**Exercise requirements:**
Exactly as written, print each record in the listing.

**Available data:**
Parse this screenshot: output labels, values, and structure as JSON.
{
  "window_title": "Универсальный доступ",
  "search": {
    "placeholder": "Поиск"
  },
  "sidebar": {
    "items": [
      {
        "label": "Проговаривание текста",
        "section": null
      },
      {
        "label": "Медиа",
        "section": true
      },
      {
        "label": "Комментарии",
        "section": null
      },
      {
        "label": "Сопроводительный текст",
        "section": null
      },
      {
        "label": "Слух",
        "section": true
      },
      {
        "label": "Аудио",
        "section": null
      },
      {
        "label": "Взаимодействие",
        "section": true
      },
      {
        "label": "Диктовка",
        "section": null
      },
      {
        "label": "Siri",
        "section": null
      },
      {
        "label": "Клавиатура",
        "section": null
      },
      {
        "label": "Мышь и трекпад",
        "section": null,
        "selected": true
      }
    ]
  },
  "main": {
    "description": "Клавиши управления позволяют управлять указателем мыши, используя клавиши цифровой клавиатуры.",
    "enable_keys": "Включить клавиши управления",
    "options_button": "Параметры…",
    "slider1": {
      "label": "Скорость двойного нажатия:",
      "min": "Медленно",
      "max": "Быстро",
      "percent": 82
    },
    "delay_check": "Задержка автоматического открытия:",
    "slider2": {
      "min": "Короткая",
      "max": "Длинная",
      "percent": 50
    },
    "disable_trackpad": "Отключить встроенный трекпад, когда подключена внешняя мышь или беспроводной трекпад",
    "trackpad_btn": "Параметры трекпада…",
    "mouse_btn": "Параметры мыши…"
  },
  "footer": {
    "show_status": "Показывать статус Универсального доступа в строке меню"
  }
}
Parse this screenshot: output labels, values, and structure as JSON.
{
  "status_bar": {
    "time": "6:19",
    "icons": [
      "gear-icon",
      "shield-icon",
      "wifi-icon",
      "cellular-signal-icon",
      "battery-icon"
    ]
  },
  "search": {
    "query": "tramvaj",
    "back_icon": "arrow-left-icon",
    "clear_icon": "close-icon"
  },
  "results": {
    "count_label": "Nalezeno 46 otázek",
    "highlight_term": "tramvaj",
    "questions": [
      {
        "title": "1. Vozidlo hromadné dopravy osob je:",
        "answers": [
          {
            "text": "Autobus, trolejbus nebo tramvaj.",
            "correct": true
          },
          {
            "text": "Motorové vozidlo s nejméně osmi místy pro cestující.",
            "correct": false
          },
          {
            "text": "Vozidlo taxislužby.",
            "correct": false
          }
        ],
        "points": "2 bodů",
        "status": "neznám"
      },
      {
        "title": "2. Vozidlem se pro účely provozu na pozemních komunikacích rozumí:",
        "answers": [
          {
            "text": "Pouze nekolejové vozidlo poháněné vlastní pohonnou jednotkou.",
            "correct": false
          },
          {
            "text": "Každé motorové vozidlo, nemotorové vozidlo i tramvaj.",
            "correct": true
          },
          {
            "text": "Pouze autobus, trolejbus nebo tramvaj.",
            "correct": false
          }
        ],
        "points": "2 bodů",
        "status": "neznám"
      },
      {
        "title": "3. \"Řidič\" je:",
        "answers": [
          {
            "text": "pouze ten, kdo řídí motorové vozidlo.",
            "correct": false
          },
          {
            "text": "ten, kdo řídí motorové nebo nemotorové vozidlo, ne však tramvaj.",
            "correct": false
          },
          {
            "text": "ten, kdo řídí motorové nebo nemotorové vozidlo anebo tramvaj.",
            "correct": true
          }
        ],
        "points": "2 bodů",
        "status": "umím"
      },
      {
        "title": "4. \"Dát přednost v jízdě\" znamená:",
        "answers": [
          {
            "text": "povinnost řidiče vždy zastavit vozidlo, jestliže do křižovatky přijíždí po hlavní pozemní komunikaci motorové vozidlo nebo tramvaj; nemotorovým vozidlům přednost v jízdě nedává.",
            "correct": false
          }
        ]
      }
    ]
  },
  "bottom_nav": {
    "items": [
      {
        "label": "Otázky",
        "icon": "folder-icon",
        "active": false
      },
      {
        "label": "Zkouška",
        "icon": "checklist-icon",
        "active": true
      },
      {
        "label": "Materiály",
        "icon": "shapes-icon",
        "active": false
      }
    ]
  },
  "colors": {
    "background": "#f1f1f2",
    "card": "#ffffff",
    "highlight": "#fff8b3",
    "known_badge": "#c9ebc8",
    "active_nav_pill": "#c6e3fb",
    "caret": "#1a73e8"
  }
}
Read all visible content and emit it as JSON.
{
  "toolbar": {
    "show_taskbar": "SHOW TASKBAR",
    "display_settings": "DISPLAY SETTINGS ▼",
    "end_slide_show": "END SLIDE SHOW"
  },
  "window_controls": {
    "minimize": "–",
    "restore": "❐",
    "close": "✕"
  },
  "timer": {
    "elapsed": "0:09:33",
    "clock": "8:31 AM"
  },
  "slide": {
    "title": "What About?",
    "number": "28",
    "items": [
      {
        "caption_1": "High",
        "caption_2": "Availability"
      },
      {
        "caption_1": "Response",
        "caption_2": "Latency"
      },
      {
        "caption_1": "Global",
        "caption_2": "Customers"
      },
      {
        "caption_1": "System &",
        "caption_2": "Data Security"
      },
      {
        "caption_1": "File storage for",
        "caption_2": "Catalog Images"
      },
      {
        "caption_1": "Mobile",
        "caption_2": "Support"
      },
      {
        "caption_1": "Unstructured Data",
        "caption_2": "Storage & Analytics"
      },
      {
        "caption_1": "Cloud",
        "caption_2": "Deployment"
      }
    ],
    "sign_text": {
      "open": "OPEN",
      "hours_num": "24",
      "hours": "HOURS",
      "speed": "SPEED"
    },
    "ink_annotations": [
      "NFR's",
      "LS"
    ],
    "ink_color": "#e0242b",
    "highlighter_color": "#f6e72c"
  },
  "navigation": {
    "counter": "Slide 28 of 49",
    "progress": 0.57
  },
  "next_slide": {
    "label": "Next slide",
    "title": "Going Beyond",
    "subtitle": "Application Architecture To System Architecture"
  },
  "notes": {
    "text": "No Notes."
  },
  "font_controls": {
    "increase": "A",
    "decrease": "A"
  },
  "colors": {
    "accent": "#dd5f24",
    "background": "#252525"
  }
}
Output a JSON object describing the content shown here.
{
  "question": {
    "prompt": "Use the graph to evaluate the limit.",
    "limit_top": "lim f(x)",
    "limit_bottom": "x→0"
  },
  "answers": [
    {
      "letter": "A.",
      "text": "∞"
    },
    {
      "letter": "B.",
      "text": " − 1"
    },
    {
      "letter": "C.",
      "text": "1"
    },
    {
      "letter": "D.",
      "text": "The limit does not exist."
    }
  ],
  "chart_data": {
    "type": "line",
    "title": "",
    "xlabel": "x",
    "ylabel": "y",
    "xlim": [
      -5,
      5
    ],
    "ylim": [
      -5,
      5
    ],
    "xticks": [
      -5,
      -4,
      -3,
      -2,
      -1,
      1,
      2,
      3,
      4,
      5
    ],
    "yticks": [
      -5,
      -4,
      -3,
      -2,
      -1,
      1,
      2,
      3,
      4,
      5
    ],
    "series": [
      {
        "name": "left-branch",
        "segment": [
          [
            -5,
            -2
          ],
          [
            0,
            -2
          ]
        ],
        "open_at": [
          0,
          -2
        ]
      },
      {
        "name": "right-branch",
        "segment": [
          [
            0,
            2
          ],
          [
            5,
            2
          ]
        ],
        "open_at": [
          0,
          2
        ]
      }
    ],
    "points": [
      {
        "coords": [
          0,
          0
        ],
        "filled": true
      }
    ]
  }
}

**Reply to the task:**
Parse this screenshot: output labels, values, and structure as JSON.
{
  "window_title": "Универсальный доступ",
  "search": {
    "placeholder": "Поиск"
  },
  "sidebar": {
    "items": [
      {
        "label": "Проговаривание текста",
        "section": null
      },
      {
        "label": "Медиа",
        "section": true
      },
      {
        "label": "Комментарии",
        "section": null
      },
      {
        "label": "Сопроводительный текст",
        "section": null
      },
      {
        "label": "Слух",
        "section": true
      },
      {
        "label": "Аудио",
        "section": null
      },
      {
        "label": "Взаимодействие",
        "section": true
      },
      {
        "label": "Диктовка",
        "section": null
      },
      {
        "label": "Siri",
        "section": null
      },
      {
        "label": "Клавиатура",
        "section": null
      },
      {
        "label": "Мышь и трекпад",
        "section": null,
        "selected": true
      }
    ]
  },
  "main": {
    "description": "Клавиши управления позволяют управлять указателем мыши, используя клавиши цифровой клавиатуры.",
    "enable_keys": "Включить клавиши управления",
    "options_button": "Параметры…",
    "slider1": {
      "label": "Скорость двойного нажатия:",
      "min": "Медленно",
      "max": "Быстро",
      "percent": 82
    },
    "delay_check": "Задержка автоматического открытия:",
    "slider2": {
      "min": "Короткая",
      "max": "Длинная",
      "percent": 50
    },
    "disable_trackpad": "Отключить встроенный трекпад, когда подключена внешняя мышь или беспроводной трекпад",
    "trackpad_btn": "Параметры трекпада…",
    "mouse_btn": "Параметры мыши…"
  },
  "footer": {
    "show_status": "Показывать статус Универсального доступа в строке меню"
  }
}
Parse this screenshot: output labels, values, and structure as JSON.
{
  "status_bar": {
    "time": "6:19",
    "icons": [
      "gear-icon",
      "shield-icon",
      "wifi-icon",
      "cellular-signal-icon",
      "battery-icon"
    ]
  },
  "search": {
    "query": "tramvaj",
    "back_icon": "arrow-left-icon",
    "clear_icon": "close-icon"
  },
  "results": {
    "count_label": "Nalezeno 46 otázek",
    "highlight_term": "tramvaj",
    "questions": [
      {
        "title": "1. Vozidlo hromadné dopravy osob je:",
        "answers": [
          {
            "text": "Autobus, trolejbus nebo tramvaj.",
            "correct": true
          },
          {
            "text": "Motorové vozidlo s nejméně osmi místy pro cestující.",
            "correct": false
          },
          {
            "text": "Vozidlo taxislužby.",
            "correct": false
          }
        ],
        "points": "2 bodů",
        "status": "neznám"
      },
      {
        "title": "2. Vozidlem se pro účely provozu na pozemních komunikacích rozumí:",
        "answers": [
          {
            "text": "Pouze nekolejové vozidlo poháněné vlastní pohonnou jednotkou.",
            "correct": false
          },
          {
            "text": "Každé motorové vozidlo, nemotorové vozidlo i tramvaj.",
            "correct": true
          },
          {
            "text": "Pouze autobus, trolejbus nebo tramvaj.",
            "correct": false
          }
        ],
        "points": "2 bodů",
        "status": "neznám"
      },
      {
        "title": "3. \"Řidič\" je:",
        "answers": [
          {
            "text": "pouze ten, kdo řídí motorové vozidlo.",
            "correct": false
          },
          {
            "text": "ten, kdo řídí motorové nebo nemotorové vozidlo, ne však tramvaj.",
            "correct": false
          },
          {
            "text": "ten, kdo řídí motorové nebo nemotorové vozidlo anebo tramvaj.",
            "correct": true
          }
        ],
        "points": "2 bodů",
        "status": "umím"
      },
      {
        "title": "4. \"Dát přednost v jízdě\" znamená:",
        "answers": [
          {
            "text": "povinnost řidiče vždy zastavit vozidlo, jestliže do křižovatky přijíždí po hlavní pozemní komunikaci motorové vozidlo nebo tramvaj; nemotorovým vozidlům přednost v jízdě nedává.",
            "correct": false
          }
        ]
      }
    ]
  },
  "bottom_nav": {
    "items": [
      {
        "label": "Otázky",
        "icon": "folder-icon",
        "active": false
      },
      {
        "label": "Zkouška",
        "icon": "checklist-icon",
        "active": true
      },
      {
        "label": "Materiály",
        "icon": "shapes-icon",
        "active": false
      }
    ]
  },
  "colors": {
    "background": "#f1f1f2",
    "card": "#ffffff",
    "highlight": "#fff8b3",
    "known_badge": "#c9ebc8",
    "active_nav_pill": "#c6e3fb",
    "caret": "#1a73e8"
  }
}
Read all visible content and emit it as JSON.
{
  "toolbar": {
    "show_taskbar": "SHOW TASKBAR",
    "display_settings": "DISPLAY SETTINGS ▼",
    "end_slide_show": "END SLIDE SHOW"
  },
  "window_controls": {
    "minimize": "–",
    "restore": "❐",
    "close": "✕"
  },
  "timer": {
    "elapsed": "0:09:33",
    "clock": "8:31 AM"
  },
  "slide": {
    "title": "What About?",
    "number": "28",
    "items": [
      {
        "caption_1": "High",
        "caption_2": "Availability"
      },
      {
        "caption_1": "Response",
        "caption_2": "Latency"
      },
      {
        "caption_1": "Global",
        "caption_2": "Customers"
      },
      {
        "caption_1": "System &",
        "caption_2": "Data Security"
      },
      {
        "caption_1": "File storage for",
        "caption_2": "Catalog Images"
      },
      {
        "caption_1": "Mobile",
        "caption_2": "Support"
      },
      {
        "caption_1": "Unstructured Data",
        "caption_2": "Storage & Analytics"
      },
      {
        "caption_1": "Cloud",
        "caption_2": "Deployment"
      }
    ],
    "sign_text": {
      "open": "OPEN",
      "hours_num": "24",
      "hours": "HOURS",
      "speed": "SPEED"
    },
    "ink_annotations": [
      "NFR's",
      "LS"
    ],
    "ink_color": "#e0242b",
    "highlighter_color": "#f6e72c"
  },
  "navigation": {
    "counter": "Slide 28 of 49",
    "progress": 0.57
  },
  "next_slide": {
    "label": "Next slide",
    "title": "Going Beyond",
    "subtitle": "Application Architecture To System Architecture"
  },
  "notes": {
    "text": "No Notes."
  },
  "font_controls": {
    "increase": "A",
    "decrease": "A"
  },
  "colors": {
    "accent": "#dd5f24",
    "background": "#252525"
  }
}
Output a JSON object describing the content shown here.
{
  "question": {
    "prompt": "Use the graph to evaluate the limit.",
    "limit_top": "lim f(x)",
    "limit_bottom": "x→0"
  },
  "answers": [
    {
      "letter": "A.",
      "text": "∞"
    },
    {
      "letter": "B.",
      "text": " − 1"
    },
    {
      "letter": "C.",
      "text": "1"
    },
    {
      "letter": "D.",
      "text": "The limit does not exist."
    }
  ],
  "chart_data": {
    "type": "line",
    "title": "",
    "xlabel": "x",
    "ylabel": "y",
    "xlim": [
      -5,
      5
    ],
    "ylim": [
      -5,
      5
    ],
    "xticks": [
      -5,
      -4,
      -3,
      -2,
      -1,
      1,
      2,
      3,
      4,
      5
    ],
    "yticks": [
      -5,
      -4,
      -3,
      -2,
      -1,
      1,
      2,
      3,
      4,
      5
    ],
    "series": [
      {
        "name": "left-branch",
        "segment": [
          [
            -5,
            -2
          ],
          [
            0,
            -2
          ]
        ],
        "open_at": [
          0,
          -2
        ]
      },
      {
        "name": "right-branch",
        "segment": [
          [
            0,
            2
          ],
          [
            5,
            2
          ]
        ],
        "open_at": [
          0,
          2
        ]
      }
    ],
    "points": [
      {
        "coords": [
          0,
          0
        ],
        "filled": true
      }
    ]
  }
}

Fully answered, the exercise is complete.